---------- Exercise material

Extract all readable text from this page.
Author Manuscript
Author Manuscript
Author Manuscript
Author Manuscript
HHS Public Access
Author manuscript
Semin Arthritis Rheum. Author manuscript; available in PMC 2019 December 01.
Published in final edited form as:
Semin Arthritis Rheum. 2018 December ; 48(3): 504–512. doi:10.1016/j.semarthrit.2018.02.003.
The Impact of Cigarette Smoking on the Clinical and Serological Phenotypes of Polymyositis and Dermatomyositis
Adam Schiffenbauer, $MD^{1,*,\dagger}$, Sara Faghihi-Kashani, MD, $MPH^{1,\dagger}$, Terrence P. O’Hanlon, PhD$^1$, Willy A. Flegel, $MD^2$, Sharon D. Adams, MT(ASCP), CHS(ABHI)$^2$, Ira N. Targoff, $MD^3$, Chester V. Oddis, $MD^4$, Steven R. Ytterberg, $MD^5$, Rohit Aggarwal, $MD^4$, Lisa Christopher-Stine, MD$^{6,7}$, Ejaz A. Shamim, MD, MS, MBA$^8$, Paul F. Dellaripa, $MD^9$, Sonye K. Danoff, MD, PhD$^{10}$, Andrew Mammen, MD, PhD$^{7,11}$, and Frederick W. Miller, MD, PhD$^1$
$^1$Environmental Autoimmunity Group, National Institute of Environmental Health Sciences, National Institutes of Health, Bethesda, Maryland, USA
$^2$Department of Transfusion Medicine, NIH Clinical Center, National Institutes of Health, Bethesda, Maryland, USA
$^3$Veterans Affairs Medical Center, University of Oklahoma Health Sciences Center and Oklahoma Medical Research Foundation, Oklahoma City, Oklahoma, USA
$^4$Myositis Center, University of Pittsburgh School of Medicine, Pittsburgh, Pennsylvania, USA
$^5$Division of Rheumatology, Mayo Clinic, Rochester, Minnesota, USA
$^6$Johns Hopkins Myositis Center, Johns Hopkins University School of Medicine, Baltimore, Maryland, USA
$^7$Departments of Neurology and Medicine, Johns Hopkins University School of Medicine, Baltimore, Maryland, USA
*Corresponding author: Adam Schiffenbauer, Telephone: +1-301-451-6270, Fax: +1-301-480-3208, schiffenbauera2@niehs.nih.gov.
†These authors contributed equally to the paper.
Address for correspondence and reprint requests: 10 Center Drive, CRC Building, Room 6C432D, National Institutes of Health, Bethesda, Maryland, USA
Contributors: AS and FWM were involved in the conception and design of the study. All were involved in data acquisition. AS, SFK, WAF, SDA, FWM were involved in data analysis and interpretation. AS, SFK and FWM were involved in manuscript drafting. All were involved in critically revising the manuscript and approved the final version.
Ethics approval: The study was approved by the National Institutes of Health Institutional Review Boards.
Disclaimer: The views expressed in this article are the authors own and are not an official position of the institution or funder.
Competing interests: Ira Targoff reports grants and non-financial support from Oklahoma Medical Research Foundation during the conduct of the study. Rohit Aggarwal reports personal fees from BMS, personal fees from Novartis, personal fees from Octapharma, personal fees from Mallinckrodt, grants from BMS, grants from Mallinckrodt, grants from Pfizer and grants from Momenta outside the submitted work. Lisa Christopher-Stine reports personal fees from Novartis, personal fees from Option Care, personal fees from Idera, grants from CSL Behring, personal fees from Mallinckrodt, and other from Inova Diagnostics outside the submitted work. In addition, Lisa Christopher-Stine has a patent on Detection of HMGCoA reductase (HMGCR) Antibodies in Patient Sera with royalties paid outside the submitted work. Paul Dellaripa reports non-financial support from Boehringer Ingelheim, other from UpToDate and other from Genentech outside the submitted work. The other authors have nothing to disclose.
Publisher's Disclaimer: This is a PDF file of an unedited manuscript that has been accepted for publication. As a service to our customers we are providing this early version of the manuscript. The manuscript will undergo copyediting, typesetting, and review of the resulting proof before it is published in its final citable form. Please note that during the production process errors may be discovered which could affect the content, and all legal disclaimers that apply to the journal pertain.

--------------------
---------- Exercise material

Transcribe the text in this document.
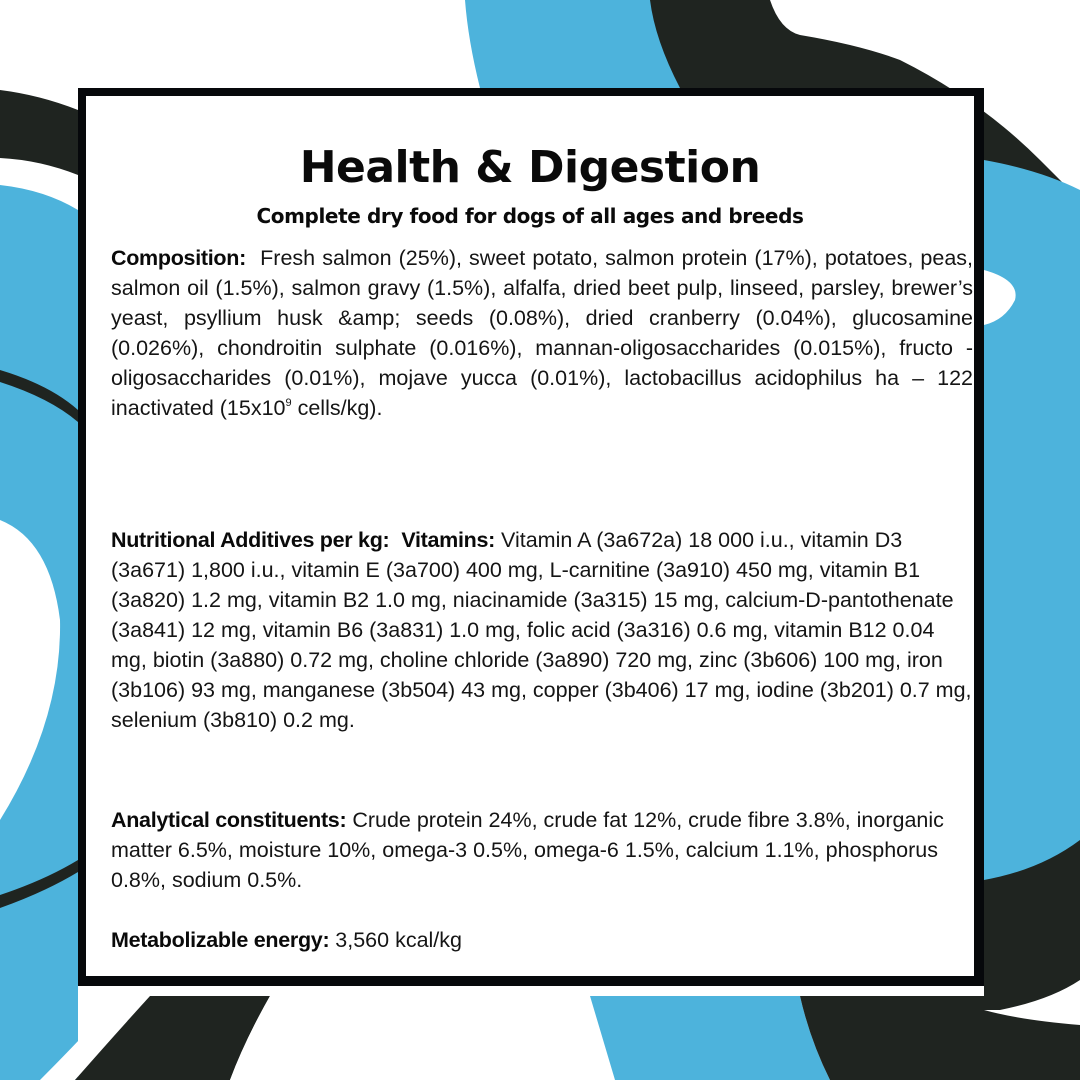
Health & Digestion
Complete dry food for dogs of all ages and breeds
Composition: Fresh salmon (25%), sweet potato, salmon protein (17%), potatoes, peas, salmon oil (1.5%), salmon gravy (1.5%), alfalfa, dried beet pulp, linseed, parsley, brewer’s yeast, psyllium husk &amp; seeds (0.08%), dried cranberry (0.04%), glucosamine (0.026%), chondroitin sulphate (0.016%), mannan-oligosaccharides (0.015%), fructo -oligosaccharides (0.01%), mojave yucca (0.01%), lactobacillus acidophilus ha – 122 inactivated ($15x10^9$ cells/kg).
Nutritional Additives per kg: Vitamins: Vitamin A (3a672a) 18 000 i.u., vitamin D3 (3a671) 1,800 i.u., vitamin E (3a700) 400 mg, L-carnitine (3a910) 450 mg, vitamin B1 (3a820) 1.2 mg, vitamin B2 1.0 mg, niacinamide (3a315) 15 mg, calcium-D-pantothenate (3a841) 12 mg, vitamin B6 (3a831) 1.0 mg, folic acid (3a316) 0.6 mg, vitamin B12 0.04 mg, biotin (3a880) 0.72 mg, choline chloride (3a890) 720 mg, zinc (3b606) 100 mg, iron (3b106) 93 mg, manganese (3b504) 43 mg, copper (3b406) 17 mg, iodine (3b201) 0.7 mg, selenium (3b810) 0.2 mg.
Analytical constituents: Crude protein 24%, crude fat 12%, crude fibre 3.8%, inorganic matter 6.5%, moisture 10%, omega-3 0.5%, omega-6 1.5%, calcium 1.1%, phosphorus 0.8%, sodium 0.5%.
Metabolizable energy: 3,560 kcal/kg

--------------------
---------- Exercise material

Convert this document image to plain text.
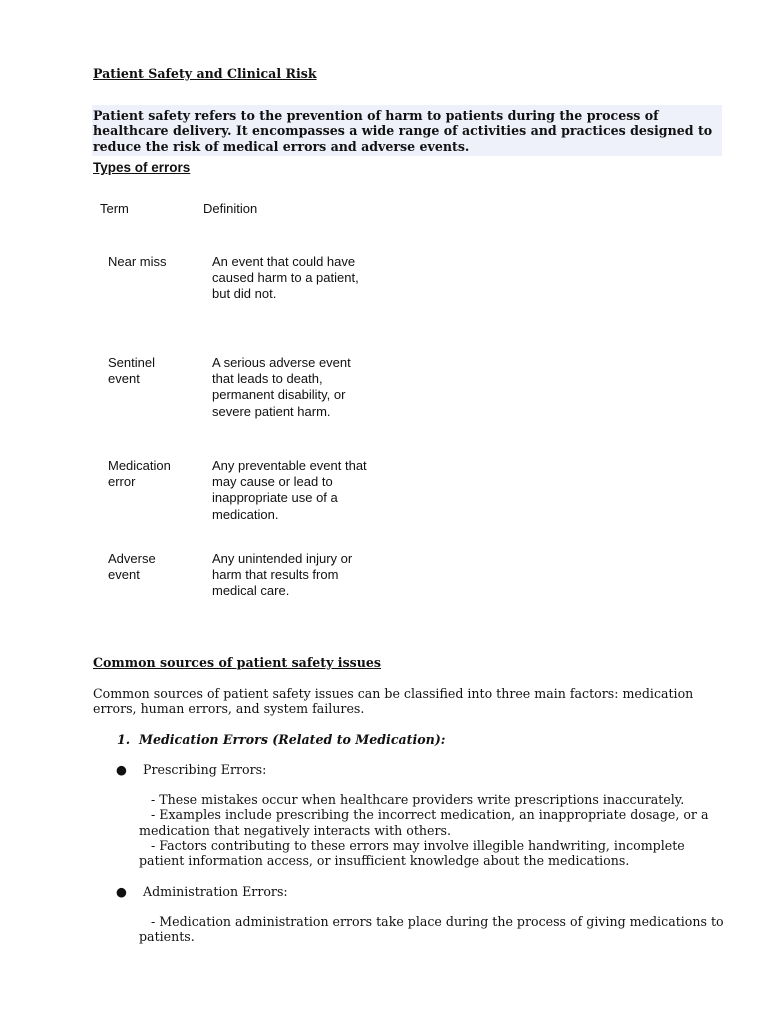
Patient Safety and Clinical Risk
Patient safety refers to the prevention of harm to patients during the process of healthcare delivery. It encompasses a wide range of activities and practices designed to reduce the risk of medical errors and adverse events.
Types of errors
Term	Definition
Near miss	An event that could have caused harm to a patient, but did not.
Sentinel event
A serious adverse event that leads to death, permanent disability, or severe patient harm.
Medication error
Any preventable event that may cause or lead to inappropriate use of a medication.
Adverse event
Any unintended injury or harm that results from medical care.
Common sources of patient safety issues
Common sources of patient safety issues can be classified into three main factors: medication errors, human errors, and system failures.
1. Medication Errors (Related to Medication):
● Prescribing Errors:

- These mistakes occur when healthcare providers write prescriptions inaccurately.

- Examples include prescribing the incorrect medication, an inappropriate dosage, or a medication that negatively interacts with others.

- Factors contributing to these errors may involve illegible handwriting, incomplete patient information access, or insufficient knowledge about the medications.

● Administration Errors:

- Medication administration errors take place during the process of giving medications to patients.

--------------------

◆ Instructions for the task
Check every line above for the string "Maryland" and copy those that have it.

◆ Answer area
$^1$Environmental Autoimmunity Group, National Institute of Environmental Health Sciences, National Institutes of Health, Bethesda, Maryland, USA
$^2$Department of Transfusion Medicine, NIH Clinical Center, National Institutes of Health, Bethesda, Maryland, USA
$^6$Johns Hopkins Myositis Center, Johns Hopkins University School of Medicine, Baltimore, Maryland, USA
$^7$Departments of Neurology and Medicine, Johns Hopkins University School of Medicine, Baltimore, Maryland, USA
Address for correspondence and reprint requests: 10 Center Drive, CRC Building, Room 6C432D, National Institutes of Health, Bethesda, Maryland, USA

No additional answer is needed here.